Every record below is to be retyped exactly.

>> START Available records

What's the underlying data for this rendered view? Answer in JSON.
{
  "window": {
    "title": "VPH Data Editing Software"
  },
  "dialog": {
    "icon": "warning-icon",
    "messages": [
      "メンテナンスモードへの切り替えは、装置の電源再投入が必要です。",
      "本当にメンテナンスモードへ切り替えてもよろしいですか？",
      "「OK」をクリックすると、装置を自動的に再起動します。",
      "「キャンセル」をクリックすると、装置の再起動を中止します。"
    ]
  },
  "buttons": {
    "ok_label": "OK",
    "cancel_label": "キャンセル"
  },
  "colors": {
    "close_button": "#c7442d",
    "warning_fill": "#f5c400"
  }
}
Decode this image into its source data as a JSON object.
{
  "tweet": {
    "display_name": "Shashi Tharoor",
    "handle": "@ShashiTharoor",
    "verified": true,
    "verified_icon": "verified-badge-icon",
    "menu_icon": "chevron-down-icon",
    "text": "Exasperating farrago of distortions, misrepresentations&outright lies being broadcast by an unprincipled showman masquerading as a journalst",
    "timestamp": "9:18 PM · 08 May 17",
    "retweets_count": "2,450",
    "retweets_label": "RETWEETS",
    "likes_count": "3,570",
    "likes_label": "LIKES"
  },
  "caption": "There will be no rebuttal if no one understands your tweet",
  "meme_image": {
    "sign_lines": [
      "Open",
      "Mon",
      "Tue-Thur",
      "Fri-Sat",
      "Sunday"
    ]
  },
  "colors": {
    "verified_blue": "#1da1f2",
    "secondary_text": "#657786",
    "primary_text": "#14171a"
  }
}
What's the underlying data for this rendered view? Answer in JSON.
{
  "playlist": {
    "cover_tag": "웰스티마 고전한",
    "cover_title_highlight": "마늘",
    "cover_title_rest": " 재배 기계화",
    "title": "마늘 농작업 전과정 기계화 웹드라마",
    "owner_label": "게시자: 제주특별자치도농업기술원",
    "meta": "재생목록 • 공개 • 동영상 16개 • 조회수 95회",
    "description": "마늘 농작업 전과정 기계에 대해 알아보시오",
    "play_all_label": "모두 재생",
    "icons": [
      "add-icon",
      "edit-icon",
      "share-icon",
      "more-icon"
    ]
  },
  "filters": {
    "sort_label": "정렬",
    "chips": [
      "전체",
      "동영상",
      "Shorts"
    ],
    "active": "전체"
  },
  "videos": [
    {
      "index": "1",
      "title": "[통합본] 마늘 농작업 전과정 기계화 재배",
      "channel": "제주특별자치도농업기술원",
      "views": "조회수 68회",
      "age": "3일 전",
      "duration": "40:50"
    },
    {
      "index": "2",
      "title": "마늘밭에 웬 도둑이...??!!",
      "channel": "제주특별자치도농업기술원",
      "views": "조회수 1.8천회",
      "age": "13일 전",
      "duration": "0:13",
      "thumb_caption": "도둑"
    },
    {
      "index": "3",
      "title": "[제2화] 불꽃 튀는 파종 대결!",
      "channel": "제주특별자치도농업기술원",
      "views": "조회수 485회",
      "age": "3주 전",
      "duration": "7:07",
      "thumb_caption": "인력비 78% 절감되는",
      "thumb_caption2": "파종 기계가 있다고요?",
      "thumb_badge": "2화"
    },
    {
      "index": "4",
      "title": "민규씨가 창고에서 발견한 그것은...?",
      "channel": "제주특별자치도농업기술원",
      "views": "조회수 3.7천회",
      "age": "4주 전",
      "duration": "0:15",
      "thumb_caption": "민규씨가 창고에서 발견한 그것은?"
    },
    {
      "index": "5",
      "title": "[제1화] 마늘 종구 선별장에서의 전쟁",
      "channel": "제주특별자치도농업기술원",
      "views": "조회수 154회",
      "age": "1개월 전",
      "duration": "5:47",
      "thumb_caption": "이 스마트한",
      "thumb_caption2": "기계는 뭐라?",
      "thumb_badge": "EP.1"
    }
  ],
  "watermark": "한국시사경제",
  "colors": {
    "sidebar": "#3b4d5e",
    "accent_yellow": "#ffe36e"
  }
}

>> END Available records

Result of the task:
What's the underlying data for this rendered view? Answer in JSON.
{
  "window": {
    "title": "VPH Data Editing Software"
  },
  "dialog": {
    "icon": "warning-icon",
    "messages": [
      "メンテナンスモードへの切り替えは、装置の電源再投入が必要です。",
      "本当にメンテナンスモードへ切り替えてもよろしいですか？",
      "「OK」をクリックすると、装置を自動的に再起動します。",
      "「キャンセル」をクリックすると、装置の再起動を中止します。"
    ]
  },
  "buttons": {
    "ok_label": "OK",
    "cancel_label": "キャンセル"
  },
  "colors": {
    "close_button": "#c7442d",
    "warning_fill": "#f5c400"
  }
}
Decode this image into its source data as a JSON object.
{
  "tweet": {
    "display_name": "Shashi Tharoor",
    "handle": "@ShashiTharoor",
    "verified": true,
    "verified_icon": "verified-badge-icon",
    "menu_icon": "chevron-down-icon",
    "text": "Exasperating farrago of distortions, misrepresentations&outright lies being broadcast by an unprincipled showman masquerading as a journalst",
    "timestamp": "9:18 PM · 08 May 17",
    "retweets_count": "2,450",
    "retweets_label": "RETWEETS",
    "likes_count": "3,570",
    "likes_label": "LIKES"
  },
  "caption": "There will be no rebuttal if no one understands your tweet",
  "meme_image": {
    "sign_lines": [
      "Open",
      "Mon",
      "Tue-Thur",
      "Fri-Sat",
      "Sunday"
    ]
  },
  "colors": {
    "verified_blue": "#1da1f2",
    "secondary_text": "#657786",
    "primary_text": "#14171a"
  }
}
What's the underlying data for this rendered view? Answer in JSON.
{
  "playlist": {
    "cover_tag": "웰스티마 고전한",
    "cover_title_highlight": "마늘",
    "cover_title_rest": " 재배 기계화",
    "title": "마늘 농작업 전과정 기계화 웹드라마",
    "owner_label": "게시자: 제주특별자치도농업기술원",
    "meta": "재생목록 • 공개 • 동영상 16개 • 조회수 95회",
    "description": "마늘 농작업 전과정 기계에 대해 알아보시오",
    "play_all_label": "모두 재생",
    "icons": [
      "add-icon",
      "edit-icon",
      "share-icon",
      "more-icon"
    ]
  },
  "filters": {
    "sort_label": "정렬",
    "chips": [
      "전체",
      "동영상",
      "Shorts"
    ],
    "active": "전체"
  },
  "videos": [
    {
      "index": "1",
      "title": "[통합본] 마늘 농작업 전과정 기계화 재배",
      "channel": "제주특별자치도농업기술원",
      "views": "조회수 68회",
      "age": "3일 전",
      "duration": "40:50"
    },
    {
      "index": "2",
      "title": "마늘밭에 웬 도둑이...??!!",
      "channel": "제주특별자치도농업기술원",
      "views": "조회수 1.8천회",
      "age": "13일 전",
      "duration": "0:13",
      "thumb_caption": "도둑"
    },
    {
      "index": "3",
      "title": "[제2화] 불꽃 튀는 파종 대결!",
      "channel": "제주특별자치도농업기술원",
      "views": "조회수 485회",
      "age": "3주 전",
      "duration": "7:07",
      "thumb_caption": "인력비 78% 절감되는",
      "thumb_caption2": "파종 기계가 있다고요?",
      "thumb_badge": "2화"
    },
    {
      "index": "4",
      "title": "민규씨가 창고에서 발견한 그것은...?",
      "channel": "제주특별자치도농업기술원",
      "views": "조회수 3.7천회",
      "age": "4주 전",
      "duration": "0:15",
      "thumb_caption": "민규씨가 창고에서 발견한 그것은?"
    },
    {
      "index": "5",
      "title": "[제1화] 마늘 종구 선별장에서의 전쟁",
      "channel": "제주특별자치도농업기술원",
      "views": "조회수 154회",
      "age": "1개월 전",
      "duration": "5:47",
      "thumb_caption": "이 스마트한",
      "thumb_caption2": "기계는 뭐라?",
      "thumb_badge": "EP.1"
    }
  ],
  "watermark": "한국시사경제",
  "colors": {
    "sidebar": "#3b4d5e",
    "accent_yellow": "#ffe36e"
  }
}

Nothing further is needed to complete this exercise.